Top of Data for analysis

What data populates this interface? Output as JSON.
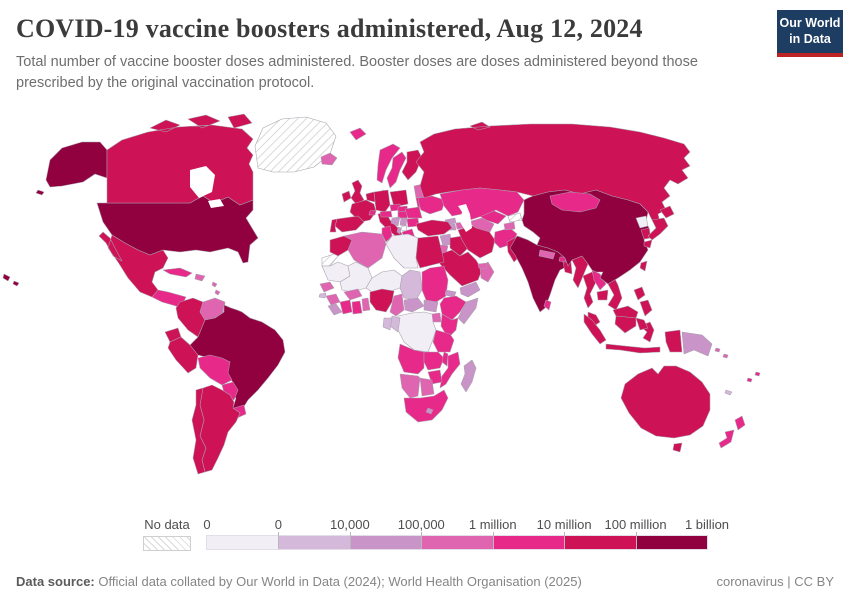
{
  "header": {
    "title": "COVID-19 vaccine boosters administered, Aug 12, 2024",
    "subtitle": "Total number of vaccine booster doses administered. Booster doses are doses administered beyond those prescribed by the original vaccination protocol.",
    "logo_line1": "Our World",
    "logo_line2": "in Data",
    "logo_bg": "#1d3d63",
    "logo_underline": "#bc2423"
  },
  "legend": {
    "nodata_label": "No data",
    "labels": [
      "0",
      "0",
      "10,000",
      "100,000",
      "1 million",
      "10 million",
      "100 million",
      "1 billion"
    ]
  },
  "footer": {
    "datasource_label": "Data source:",
    "datasource_text": " Official data collated by Our World in Data (2024); World Health Organisation (2025)",
    "license_text": "coronavirus | CC BY"
  },
  "chart_data": {
    "type": "choropleth",
    "title": "COVID-19 vaccine boosters administered",
    "date": "Aug 12, 2024",
    "metric": "Total vaccine booster doses administered",
    "legend_scale": "log-binned",
    "no_data_style": "diagonal-hatch",
    "bins": [
      {
        "range": "0",
        "color": "#f1eef6"
      },
      {
        "range": "0–10,000",
        "color": "#d4b9da"
      },
      {
        "range": "10,000–100,000",
        "color": "#c994c7"
      },
      {
        "range": "100,000–1 million",
        "color": "#df65b0"
      },
      {
        "range": "1 million–10 million",
        "color": "#e7298a"
      },
      {
        "range": "10 million–100 million",
        "color": "#ce1256"
      },
      {
        "range": "100 million–1 billion",
        "color": "#91003f"
      }
    ],
    "entities": [
      {
        "id": "united-states",
        "name": "United States",
        "bin": 6
      },
      {
        "id": "canada",
        "name": "Canada",
        "bin": 5
      },
      {
        "id": "greenland",
        "name": "Greenland",
        "bin": null
      },
      {
        "id": "iceland",
        "name": "Iceland",
        "bin": 3
      },
      {
        "id": "mexico",
        "name": "Mexico",
        "bin": 5
      },
      {
        "id": "central-america",
        "name": "Central America",
        "bin": 4
      },
      {
        "id": "cuba",
        "name": "Cuba",
        "bin": 4
      },
      {
        "id": "hispaniola",
        "name": "Dominican Republic",
        "bin": 3
      },
      {
        "id": "caribbean",
        "name": "Caribbean",
        "bin": 3
      },
      {
        "id": "colombia",
        "name": "Colombia",
        "bin": 5
      },
      {
        "id": "venezuela",
        "name": "Venezuela",
        "bin": 3
      },
      {
        "id": "guyana",
        "name": "Guyana",
        "bin": 1
      },
      {
        "id": "suriname",
        "name": "Suriname",
        "bin": 2
      },
      {
        "id": "french-guiana",
        "name": "French Guiana",
        "bin": 3
      },
      {
        "id": "ecuador",
        "name": "Ecuador",
        "bin": 5
      },
      {
        "id": "peru",
        "name": "Peru",
        "bin": 5
      },
      {
        "id": "brazil",
        "name": "Brazil",
        "bin": 6
      },
      {
        "id": "bolivia",
        "name": "Bolivia",
        "bin": 4
      },
      {
        "id": "paraguay",
        "name": "Paraguay",
        "bin": 4
      },
      {
        "id": "uruguay",
        "name": "Uruguay",
        "bin": 4
      },
      {
        "id": "argentina",
        "name": "Argentina",
        "bin": 5
      },
      {
        "id": "chile",
        "name": "Chile",
        "bin": 5
      },
      {
        "id": "ireland",
        "name": "Ireland",
        "bin": 5
      },
      {
        "id": "united-kingdom",
        "name": "United Kingdom",
        "bin": 5
      },
      {
        "id": "norway",
        "name": "Norway",
        "bin": 4
      },
      {
        "id": "svalbard",
        "name": "Svalbard",
        "bin": 4
      },
      {
        "id": "sweden",
        "name": "Sweden",
        "bin": 4
      },
      {
        "id": "finland",
        "name": "Finland",
        "bin": 5
      },
      {
        "id": "denmark",
        "name": "Denmark",
        "bin": 5
      },
      {
        "id": "baltics",
        "name": "Baltic states",
        "bin": 3
      },
      {
        "id": "belarus",
        "name": "Belarus",
        "bin": 4
      },
      {
        "id": "poland",
        "name": "Poland",
        "bin": 5
      },
      {
        "id": "germany",
        "name": "Germany",
        "bin": 5
      },
      {
        "id": "benelux",
        "name": "Benelux",
        "bin": 5
      },
      {
        "id": "france",
        "name": "France",
        "bin": 5
      },
      {
        "id": "spain",
        "name": "Spain",
        "bin": 5
      },
      {
        "id": "portugal",
        "name": "Portugal",
        "bin": 5
      },
      {
        "id": "italy",
        "name": "Italy",
        "bin": 5
      },
      {
        "id": "switzerland",
        "name": "Switzerland",
        "bin": 4
      },
      {
        "id": "czechia",
        "name": "Czechia",
        "bin": 4
      },
      {
        "id": "austria",
        "name": "Austria",
        "bin": 4
      },
      {
        "id": "slovakia",
        "name": "Slovakia",
        "bin": 4
      },
      {
        "id": "hungary",
        "name": "Hungary",
        "bin": 4
      },
      {
        "id": "croatia-bosnia",
        "name": "Croatia and Bosnia",
        "bin": 2
      },
      {
        "id": "serbia",
        "name": "Serbia",
        "bin": 2
      },
      {
        "id": "kosovo",
        "name": "Kosovo",
        "bin": null
      },
      {
        "id": "albania",
        "name": "Albania",
        "bin": 2
      },
      {
        "id": "bulgaria",
        "name": "Bulgaria",
        "bin": 4
      },
      {
        "id": "romania",
        "name": "Romania",
        "bin": 4
      },
      {
        "id": "greece",
        "name": "Greece",
        "bin": 4
      },
      {
        "id": "moldova",
        "name": "Moldova",
        "bin": 3
      },
      {
        "id": "ukraine",
        "name": "Ukraine",
        "bin": 4
      },
      {
        "id": "russia",
        "name": "Russia",
        "bin": 5
      },
      {
        "id": "georgia",
        "name": "Georgia",
        "bin": 2
      },
      {
        "id": "azerbaijan",
        "name": "Azerbaijan",
        "bin": 3
      },
      {
        "id": "armenia",
        "name": "Armenia",
        "bin": 2
      },
      {
        "id": "turkey",
        "name": "Turkey",
        "bin": 5
      },
      {
        "id": "cyprus",
        "name": "Cyprus",
        "bin": 4
      },
      {
        "id": "syria",
        "name": "Syria",
        "bin": 2
      },
      {
        "id": "israel",
        "name": "Israel",
        "bin": 4
      },
      {
        "id": "jordan",
        "name": "Jordan",
        "bin": 3
      },
      {
        "id": "iraq",
        "name": "Iraq",
        "bin": 5
      },
      {
        "id": "saudi-arabia",
        "name": "Saudi Arabia",
        "bin": 5
      },
      {
        "id": "yemen",
        "name": "Yemen",
        "bin": 2
      },
      {
        "id": "oman",
        "name": "Oman",
        "bin": 3
      },
      {
        "id": "uae",
        "name": "United Arab Emirates",
        "bin": 3
      },
      {
        "id": "iran",
        "name": "Iran",
        "bin": 5
      },
      {
        "id": "afghanistan",
        "name": "Afghanistan",
        "bin": 4
      },
      {
        "id": "turkmenistan",
        "name": "Turkmenistan",
        "bin": 3
      },
      {
        "id": "uzbekistan",
        "name": "Uzbekistan",
        "bin": 4
      },
      {
        "id": "kyrgyzstan",
        "name": "Kyrgyzstan",
        "bin": null
      },
      {
        "id": "tajikistan",
        "name": "Tajikistan",
        "bin": 3
      },
      {
        "id": "kazakhstan",
        "name": "Kazakhstan",
        "bin": 4
      },
      {
        "id": "pakistan",
        "name": "Pakistan",
        "bin": 5
      },
      {
        "id": "india",
        "name": "India",
        "bin": 6
      },
      {
        "id": "nepal",
        "name": "Nepal",
        "bin": 3
      },
      {
        "id": "bhutan",
        "name": "Bhutan",
        "bin": 4
      },
      {
        "id": "bangladesh",
        "name": "Bangladesh",
        "bin": 5
      },
      {
        "id": "sri-lanka",
        "name": "Sri Lanka",
        "bin": 4
      },
      {
        "id": "myanmar",
        "name": "Myanmar",
        "bin": 5
      },
      {
        "id": "thailand",
        "name": "Thailand",
        "bin": 5
      },
      {
        "id": "laos",
        "name": "Laos",
        "bin": 4
      },
      {
        "id": "cambodia",
        "name": "Cambodia",
        "bin": 5
      },
      {
        "id": "vietnam",
        "name": "Vietnam",
        "bin": 5
      },
      {
        "id": "malaysia",
        "name": "Malaysia",
        "bin": 5
      },
      {
        "id": "indonesia",
        "name": "Indonesia",
        "bin": 5
      },
      {
        "id": "papua-new-guinea",
        "name": "Papua New Guinea",
        "bin": 2
      },
      {
        "id": "philippines",
        "name": "Philippines",
        "bin": 5
      },
      {
        "id": "taiwan",
        "name": "Taiwan",
        "bin": 5
      },
      {
        "id": "china",
        "name": "China",
        "bin": 6
      },
      {
        "id": "mongolia",
        "name": "Mongolia",
        "bin": 4
      },
      {
        "id": "north-korea",
        "name": "North Korea",
        "bin": 0
      },
      {
        "id": "south-korea",
        "name": "South Korea",
        "bin": 5
      },
      {
        "id": "japan",
        "name": "Japan",
        "bin": 5
      },
      {
        "id": "australia",
        "name": "Australia",
        "bin": 5
      },
      {
        "id": "new-zealand",
        "name": "New Zealand",
        "bin": 4
      },
      {
        "id": "solomon-islands",
        "name": "Solomon Islands",
        "bin": 3
      },
      {
        "id": "fiji",
        "name": "Fiji",
        "bin": 4
      },
      {
        "id": "new-caledonia",
        "name": "New Caledonia",
        "bin": 1
      },
      {
        "id": "morocco",
        "name": "Morocco",
        "bin": 5
      },
      {
        "id": "western-sahara",
        "name": "Western Sahara",
        "bin": null
      },
      {
        "id": "algeria",
        "name": "Algeria",
        "bin": 3
      },
      {
        "id": "tunisia",
        "name": "Tunisia",
        "bin": 4
      },
      {
        "id": "libya",
        "name": "Libya",
        "bin": 0
      },
      {
        "id": "egypt",
        "name": "Egypt",
        "bin": 5
      },
      {
        "id": "mauritania",
        "name": "Mauritania",
        "bin": 0
      },
      {
        "id": "mali",
        "name": "Mali",
        "bin": 0
      },
      {
        "id": "niger",
        "name": "Niger",
        "bin": 0
      },
      {
        "id": "chad",
        "name": "Chad",
        "bin": 1
      },
      {
        "id": "sudan",
        "name": "Sudan",
        "bin": 4
      },
      {
        "id": "eritrea",
        "name": "Eritrea",
        "bin": 2
      },
      {
        "id": "ethiopia",
        "name": "Ethiopia",
        "bin": 4
      },
      {
        "id": "somalia",
        "name": "Somalia",
        "bin": 2
      },
      {
        "id": "senegal",
        "name": "Senegal",
        "bin": 3
      },
      {
        "id": "guinea-bissau",
        "name": "Guinea-Bissau",
        "bin": 1
      },
      {
        "id": "guinea",
        "name": "Guinea",
        "bin": 3
      },
      {
        "id": "sierra-leone-liberia",
        "name": "Sierra Leone and Liberia",
        "bin": 2
      },
      {
        "id": "ivory-coast",
        "name": "Cote d'Ivoire",
        "bin": 4
      },
      {
        "id": "ghana",
        "name": "Ghana",
        "bin": 4
      },
      {
        "id": "togo-benin",
        "name": "Togo and Benin",
        "bin": 3
      },
      {
        "id": "burkina-faso",
        "name": "Burkina Faso",
        "bin": 3
      },
      {
        "id": "nigeria",
        "name": "Nigeria",
        "bin": 5
      },
      {
        "id": "cameroon",
        "name": "Cameroon",
        "bin": 3
      },
      {
        "id": "central-african-republic",
        "name": "Central African Republic",
        "bin": 2
      },
      {
        "id": "south-sudan",
        "name": "South Sudan",
        "bin": 2
      },
      {
        "id": "uganda",
        "name": "Uganda",
        "bin": 3
      },
      {
        "id": "kenya",
        "name": "Kenya",
        "bin": 4
      },
      {
        "id": "dr-congo",
        "name": "Democratic Republic of Congo",
        "bin": 0
      },
      {
        "id": "congo",
        "name": "Congo",
        "bin": 1
      },
      {
        "id": "gabon",
        "name": "Gabon",
        "bin": 1
      },
      {
        "id": "tanzania",
        "name": "Tanzania",
        "bin": 4
      },
      {
        "id": "angola",
        "name": "Angola",
        "bin": 4
      },
      {
        "id": "zambia",
        "name": "Zambia",
        "bin": 4
      },
      {
        "id": "malawi",
        "name": "Malawi",
        "bin": 4
      },
      {
        "id": "mozambique",
        "name": "Mozambique",
        "bin": 4
      },
      {
        "id": "zimbabwe",
        "name": "Zimbabwe",
        "bin": 4
      },
      {
        "id": "botswana",
        "name": "Botswana",
        "bin": 3
      },
      {
        "id": "namibia",
        "name": "Namibia",
        "bin": 3
      },
      {
        "id": "south-africa",
        "name": "South Africa",
        "bin": 4
      },
      {
        "id": "lesotho",
        "name": "Lesotho",
        "bin": 2
      },
      {
        "id": "madagascar",
        "name": "Madagascar",
        "bin": 2
      }
    ]
  }
}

Bottom of Data for analysis

[What needs to be done]: Wherever a line in the listing contains the word "vaccine", copy that line out.

[Task result]:
    "title": "COVID-19 vaccine boosters administered, Aug 12, 2024",
    "subtitle": "Total number of vaccine booster doses administered. Booster doses are doses administered beyond those prescribed by the original vaccination protocol.",
    "title": "COVID-19 vaccine boosters administered",
    "metric": "Total vaccine booster doses administered",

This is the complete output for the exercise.